## Stated exercise
Return the number of lines holding "percent", with nothing added.

-*-*-

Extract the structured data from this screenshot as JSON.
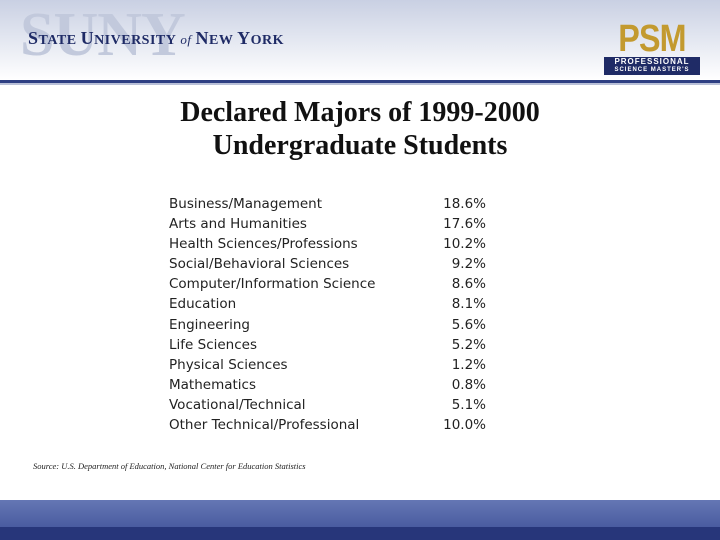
{
  "header": {
    "suny_watermark": "SUNY",
    "suny_state": "S",
    "suny_tate": "TATE ",
    "suny_u": "U",
    "suny_niversity": "NIVERSITY",
    "suny_of": "of",
    "suny_n": "N",
    "suny_ew": "EW ",
    "suny_y": "Y",
    "suny_ork": "ORK",
    "psm_big": "PSM",
    "psm_line1": "PROFESSIONAL",
    "psm_line2": "SCIENCE MASTER'S"
  },
  "title_line1": "Declared Majors of 1999-2000",
  "title_line2": "Undergraduate Students",
  "majors": [
    {
      "name": "Business/Management",
      "percent": "18.6%"
    },
    {
      "name": "Arts and Humanities",
      "percent": "17.6%"
    },
    {
      "name": "Health Sciences/Professions",
      "percent": "10.2%"
    },
    {
      "name": "Social/Behavioral Sciences",
      "percent": "9.2%"
    },
    {
      "name": "Computer/Information Science",
      "percent": "8.6%"
    },
    {
      "name": "Education",
      "percent": "8.1%"
    },
    {
      "name": "Engineering",
      "percent": "5.6%"
    },
    {
      "name": "Life Sciences",
      "percent": "5.2%"
    },
    {
      "name": "Physical Sciences",
      "percent": "1.2%"
    },
    {
      "name": "Mathematics",
      "percent": "0.8%"
    },
    {
      "name": "Vocational/Technical",
      "percent": "5.1%"
    },
    {
      "name": "Other Technical/Professional",
      "percent": "10.0%"
    }
  ],
  "source": "Source: U.S. Department of Education, National Center for Education Statistics",
  "colors": {
    "brand_navy": "#1f2b66",
    "psm_gold": "#c39a2f",
    "footer_blue": "#3d4f96"
  }
}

-*-*-

## Problem solution
12